YOUR TASK: Look through the data below. Collect every line where the word "content" occurs.

START SUPPLIED RECORDS

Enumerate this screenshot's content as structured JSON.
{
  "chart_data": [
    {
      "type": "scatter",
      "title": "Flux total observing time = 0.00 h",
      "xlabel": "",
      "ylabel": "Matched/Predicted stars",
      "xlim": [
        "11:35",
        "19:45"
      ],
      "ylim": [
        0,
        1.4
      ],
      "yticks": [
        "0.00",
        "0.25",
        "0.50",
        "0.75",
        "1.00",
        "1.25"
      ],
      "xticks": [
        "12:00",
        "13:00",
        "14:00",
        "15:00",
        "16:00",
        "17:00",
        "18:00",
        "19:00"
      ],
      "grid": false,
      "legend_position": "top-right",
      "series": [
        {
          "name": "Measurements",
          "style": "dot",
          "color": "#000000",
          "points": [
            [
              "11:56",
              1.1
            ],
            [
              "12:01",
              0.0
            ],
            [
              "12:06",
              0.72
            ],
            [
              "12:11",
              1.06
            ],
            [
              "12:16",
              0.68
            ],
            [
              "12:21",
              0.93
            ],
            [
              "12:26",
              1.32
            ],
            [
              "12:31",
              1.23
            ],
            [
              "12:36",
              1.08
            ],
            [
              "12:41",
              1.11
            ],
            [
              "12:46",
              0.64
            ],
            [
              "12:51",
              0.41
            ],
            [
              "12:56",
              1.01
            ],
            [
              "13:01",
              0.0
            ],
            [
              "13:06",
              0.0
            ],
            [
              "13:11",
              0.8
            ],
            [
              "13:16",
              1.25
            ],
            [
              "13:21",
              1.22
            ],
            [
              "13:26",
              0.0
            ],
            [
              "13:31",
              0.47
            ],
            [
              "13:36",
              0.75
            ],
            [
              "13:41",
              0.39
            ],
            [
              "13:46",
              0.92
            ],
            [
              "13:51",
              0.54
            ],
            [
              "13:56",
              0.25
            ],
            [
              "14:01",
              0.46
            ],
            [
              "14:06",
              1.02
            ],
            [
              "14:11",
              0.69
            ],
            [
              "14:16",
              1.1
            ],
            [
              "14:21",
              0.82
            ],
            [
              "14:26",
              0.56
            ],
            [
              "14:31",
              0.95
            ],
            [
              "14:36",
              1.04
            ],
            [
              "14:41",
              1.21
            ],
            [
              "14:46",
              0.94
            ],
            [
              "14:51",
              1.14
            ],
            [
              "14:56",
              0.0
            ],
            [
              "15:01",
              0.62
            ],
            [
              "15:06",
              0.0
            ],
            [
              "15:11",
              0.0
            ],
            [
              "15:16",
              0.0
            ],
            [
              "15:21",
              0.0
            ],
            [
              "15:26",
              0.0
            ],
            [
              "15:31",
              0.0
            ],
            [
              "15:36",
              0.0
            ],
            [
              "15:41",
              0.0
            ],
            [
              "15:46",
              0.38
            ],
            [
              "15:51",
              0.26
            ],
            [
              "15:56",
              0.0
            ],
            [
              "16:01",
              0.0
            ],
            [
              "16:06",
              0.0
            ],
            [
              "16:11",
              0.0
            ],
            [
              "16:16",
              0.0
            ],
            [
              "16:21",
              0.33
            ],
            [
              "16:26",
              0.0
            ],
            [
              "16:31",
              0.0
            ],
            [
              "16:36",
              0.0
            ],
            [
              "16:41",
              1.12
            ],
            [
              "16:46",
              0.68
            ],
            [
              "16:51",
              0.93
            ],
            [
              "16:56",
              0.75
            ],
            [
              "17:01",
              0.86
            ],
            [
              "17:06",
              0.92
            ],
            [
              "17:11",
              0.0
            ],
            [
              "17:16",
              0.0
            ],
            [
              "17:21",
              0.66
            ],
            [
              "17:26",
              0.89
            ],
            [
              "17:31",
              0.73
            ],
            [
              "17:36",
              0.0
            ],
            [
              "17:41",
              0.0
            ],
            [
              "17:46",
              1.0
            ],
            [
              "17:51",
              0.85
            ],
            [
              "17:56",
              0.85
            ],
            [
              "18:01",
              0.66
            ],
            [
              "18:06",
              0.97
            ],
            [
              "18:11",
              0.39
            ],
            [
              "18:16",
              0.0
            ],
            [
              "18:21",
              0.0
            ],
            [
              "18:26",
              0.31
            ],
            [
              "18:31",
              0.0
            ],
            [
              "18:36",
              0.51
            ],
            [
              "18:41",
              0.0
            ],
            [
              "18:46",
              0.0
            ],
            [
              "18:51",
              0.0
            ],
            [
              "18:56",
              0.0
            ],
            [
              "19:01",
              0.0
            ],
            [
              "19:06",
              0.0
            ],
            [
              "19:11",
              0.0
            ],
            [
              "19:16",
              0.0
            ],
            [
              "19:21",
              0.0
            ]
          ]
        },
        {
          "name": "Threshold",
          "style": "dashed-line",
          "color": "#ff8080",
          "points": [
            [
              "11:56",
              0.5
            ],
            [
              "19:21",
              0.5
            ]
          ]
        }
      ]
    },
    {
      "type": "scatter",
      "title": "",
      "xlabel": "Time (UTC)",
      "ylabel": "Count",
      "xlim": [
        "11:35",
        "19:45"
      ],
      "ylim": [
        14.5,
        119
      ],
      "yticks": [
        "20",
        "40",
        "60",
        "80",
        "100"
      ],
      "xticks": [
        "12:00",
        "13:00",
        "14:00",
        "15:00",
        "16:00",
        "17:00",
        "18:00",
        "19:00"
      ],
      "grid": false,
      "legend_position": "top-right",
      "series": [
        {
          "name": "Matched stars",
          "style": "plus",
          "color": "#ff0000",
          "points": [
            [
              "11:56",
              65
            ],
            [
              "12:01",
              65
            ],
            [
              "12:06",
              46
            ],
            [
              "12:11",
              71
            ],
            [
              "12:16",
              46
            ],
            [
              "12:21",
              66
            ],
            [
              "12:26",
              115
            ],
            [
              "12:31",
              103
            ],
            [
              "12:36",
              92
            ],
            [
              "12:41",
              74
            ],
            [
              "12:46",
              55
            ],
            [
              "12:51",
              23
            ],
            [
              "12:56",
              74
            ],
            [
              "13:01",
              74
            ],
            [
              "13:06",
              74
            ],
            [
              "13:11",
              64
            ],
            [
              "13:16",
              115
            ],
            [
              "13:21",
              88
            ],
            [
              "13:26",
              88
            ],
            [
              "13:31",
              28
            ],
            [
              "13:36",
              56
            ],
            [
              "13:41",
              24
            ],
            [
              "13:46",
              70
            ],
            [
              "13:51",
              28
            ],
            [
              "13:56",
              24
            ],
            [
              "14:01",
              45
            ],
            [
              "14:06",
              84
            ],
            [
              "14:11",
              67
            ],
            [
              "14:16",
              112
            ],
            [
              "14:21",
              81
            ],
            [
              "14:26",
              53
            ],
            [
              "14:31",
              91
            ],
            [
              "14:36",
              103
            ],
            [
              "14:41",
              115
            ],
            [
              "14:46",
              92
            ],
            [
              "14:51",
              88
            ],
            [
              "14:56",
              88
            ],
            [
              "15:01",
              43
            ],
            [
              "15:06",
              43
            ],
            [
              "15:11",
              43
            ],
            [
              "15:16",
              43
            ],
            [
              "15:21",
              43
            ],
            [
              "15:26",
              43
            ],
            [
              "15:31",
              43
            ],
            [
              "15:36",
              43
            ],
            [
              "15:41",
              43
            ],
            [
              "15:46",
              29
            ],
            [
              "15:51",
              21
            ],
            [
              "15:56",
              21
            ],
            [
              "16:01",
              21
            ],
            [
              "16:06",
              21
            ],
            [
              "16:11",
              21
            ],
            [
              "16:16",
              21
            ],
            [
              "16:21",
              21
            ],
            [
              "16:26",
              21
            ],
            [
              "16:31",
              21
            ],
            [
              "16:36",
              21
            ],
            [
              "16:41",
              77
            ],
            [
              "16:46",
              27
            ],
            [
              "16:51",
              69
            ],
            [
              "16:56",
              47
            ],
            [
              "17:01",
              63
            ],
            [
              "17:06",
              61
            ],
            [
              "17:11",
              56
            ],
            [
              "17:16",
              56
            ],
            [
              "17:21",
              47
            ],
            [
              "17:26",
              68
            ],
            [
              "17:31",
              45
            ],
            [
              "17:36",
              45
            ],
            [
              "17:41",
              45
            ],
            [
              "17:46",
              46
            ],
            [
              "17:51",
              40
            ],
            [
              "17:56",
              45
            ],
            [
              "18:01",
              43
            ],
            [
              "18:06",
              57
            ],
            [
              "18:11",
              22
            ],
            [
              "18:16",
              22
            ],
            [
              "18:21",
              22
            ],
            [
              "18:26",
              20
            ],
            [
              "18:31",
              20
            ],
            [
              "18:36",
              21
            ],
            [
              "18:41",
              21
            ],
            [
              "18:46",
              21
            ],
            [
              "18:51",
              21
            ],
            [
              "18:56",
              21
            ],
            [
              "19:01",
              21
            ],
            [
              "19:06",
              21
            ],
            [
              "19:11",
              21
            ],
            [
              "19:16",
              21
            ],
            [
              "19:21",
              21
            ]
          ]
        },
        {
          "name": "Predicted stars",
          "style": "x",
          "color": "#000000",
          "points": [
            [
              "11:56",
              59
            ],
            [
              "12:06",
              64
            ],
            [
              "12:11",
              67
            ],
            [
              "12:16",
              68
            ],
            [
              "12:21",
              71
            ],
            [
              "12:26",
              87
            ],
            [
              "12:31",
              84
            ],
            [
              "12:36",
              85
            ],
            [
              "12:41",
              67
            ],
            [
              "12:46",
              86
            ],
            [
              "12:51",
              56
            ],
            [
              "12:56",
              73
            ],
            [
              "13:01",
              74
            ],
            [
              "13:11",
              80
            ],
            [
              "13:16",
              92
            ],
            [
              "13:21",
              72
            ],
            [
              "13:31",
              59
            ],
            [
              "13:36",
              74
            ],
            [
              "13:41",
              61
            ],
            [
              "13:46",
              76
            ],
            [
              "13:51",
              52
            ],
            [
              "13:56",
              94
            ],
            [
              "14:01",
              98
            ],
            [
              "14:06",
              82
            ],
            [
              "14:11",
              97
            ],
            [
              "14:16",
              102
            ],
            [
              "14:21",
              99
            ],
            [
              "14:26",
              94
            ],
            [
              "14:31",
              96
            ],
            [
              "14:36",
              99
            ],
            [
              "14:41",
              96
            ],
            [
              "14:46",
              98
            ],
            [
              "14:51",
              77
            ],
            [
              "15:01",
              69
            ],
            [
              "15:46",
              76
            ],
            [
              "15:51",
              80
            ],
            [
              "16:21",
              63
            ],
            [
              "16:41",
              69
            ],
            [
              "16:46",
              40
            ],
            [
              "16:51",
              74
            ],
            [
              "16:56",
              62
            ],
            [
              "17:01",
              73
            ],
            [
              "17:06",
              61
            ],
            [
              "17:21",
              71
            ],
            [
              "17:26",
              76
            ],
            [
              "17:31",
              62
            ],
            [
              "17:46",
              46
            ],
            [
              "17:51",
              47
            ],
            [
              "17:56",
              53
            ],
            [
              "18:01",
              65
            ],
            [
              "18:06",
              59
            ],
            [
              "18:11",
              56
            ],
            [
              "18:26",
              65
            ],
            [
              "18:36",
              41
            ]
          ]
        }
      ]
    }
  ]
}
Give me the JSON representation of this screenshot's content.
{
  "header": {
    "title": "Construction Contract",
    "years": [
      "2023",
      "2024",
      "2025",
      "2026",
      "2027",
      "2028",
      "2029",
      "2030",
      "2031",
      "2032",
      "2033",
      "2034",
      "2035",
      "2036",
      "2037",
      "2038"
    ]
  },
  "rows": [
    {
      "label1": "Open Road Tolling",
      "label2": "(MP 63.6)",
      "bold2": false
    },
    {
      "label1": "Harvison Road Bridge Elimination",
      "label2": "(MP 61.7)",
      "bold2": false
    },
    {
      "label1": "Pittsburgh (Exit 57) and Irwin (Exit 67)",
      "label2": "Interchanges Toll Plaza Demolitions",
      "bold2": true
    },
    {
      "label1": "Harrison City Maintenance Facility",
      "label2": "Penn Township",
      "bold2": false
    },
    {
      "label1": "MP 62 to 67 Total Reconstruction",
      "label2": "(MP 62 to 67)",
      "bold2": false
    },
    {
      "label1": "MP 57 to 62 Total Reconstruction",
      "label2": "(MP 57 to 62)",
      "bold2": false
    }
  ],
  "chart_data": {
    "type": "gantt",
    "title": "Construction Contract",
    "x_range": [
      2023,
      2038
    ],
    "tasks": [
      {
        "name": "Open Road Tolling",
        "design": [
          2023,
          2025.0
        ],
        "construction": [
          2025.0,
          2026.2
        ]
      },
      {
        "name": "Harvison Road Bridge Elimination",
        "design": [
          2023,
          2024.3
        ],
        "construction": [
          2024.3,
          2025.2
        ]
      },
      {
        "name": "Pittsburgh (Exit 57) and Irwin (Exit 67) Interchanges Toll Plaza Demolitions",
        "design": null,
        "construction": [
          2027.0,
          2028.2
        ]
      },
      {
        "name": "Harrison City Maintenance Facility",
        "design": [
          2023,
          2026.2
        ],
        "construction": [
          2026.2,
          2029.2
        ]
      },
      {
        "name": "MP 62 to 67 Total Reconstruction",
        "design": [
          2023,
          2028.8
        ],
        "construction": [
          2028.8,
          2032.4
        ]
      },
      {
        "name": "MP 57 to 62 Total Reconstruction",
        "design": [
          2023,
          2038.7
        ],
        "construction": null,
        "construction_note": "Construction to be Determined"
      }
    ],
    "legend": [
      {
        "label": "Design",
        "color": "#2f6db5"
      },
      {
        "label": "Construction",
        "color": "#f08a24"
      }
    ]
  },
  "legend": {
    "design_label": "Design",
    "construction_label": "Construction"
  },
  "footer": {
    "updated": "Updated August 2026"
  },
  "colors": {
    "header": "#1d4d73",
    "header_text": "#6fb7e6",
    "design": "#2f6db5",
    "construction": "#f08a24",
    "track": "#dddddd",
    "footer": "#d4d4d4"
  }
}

END SUPPLIED RECORDS

SOLUTION FOR THIS PROBLEM:
Enumerate this screenshot's content as structured JSON.
Give me the JSON representation of this screenshot's content.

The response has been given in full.